### Problem statement
Return the complete listing that follows, with each line reproduced exactly.
-- Start Data listing --
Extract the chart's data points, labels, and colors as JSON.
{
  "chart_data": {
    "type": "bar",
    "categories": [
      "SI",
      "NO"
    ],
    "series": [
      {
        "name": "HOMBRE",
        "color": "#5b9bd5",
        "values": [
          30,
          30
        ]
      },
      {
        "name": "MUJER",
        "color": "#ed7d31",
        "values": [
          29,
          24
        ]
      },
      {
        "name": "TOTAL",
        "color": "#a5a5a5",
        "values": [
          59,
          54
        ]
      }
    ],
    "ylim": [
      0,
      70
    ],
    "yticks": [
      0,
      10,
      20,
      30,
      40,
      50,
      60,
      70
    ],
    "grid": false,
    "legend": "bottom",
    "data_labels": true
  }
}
-- End Data listing --
### Exercise output
Extract the chart's data points, labels, and colors as JSON.
{
  "chart_data": {
    "type": "bar",
    "categories": [
      "SI",
      "NO"
    ],
    "series": [
      {
        "name": "HOMBRE",
        "color": "#5b9bd5",
        "values": [
          30,
          30
        ]
      },
      {
        "name": "MUJER",
        "color": "#ed7d31",
        "values": [
          29,
          24
        ]
      },
      {
        "name": "TOTAL",
        "color": "#a5a5a5",
        "values": [
          59,
          54
        ]
      }
    ],
    "ylim": [
      0,
      70
    ],
    "yticks": [
      0,
      10,
      20,
      30,
      40,
      50,
      60,
      70
    ],
    "grid": false,
    "legend": "bottom",
    "data_labels": true
  }
}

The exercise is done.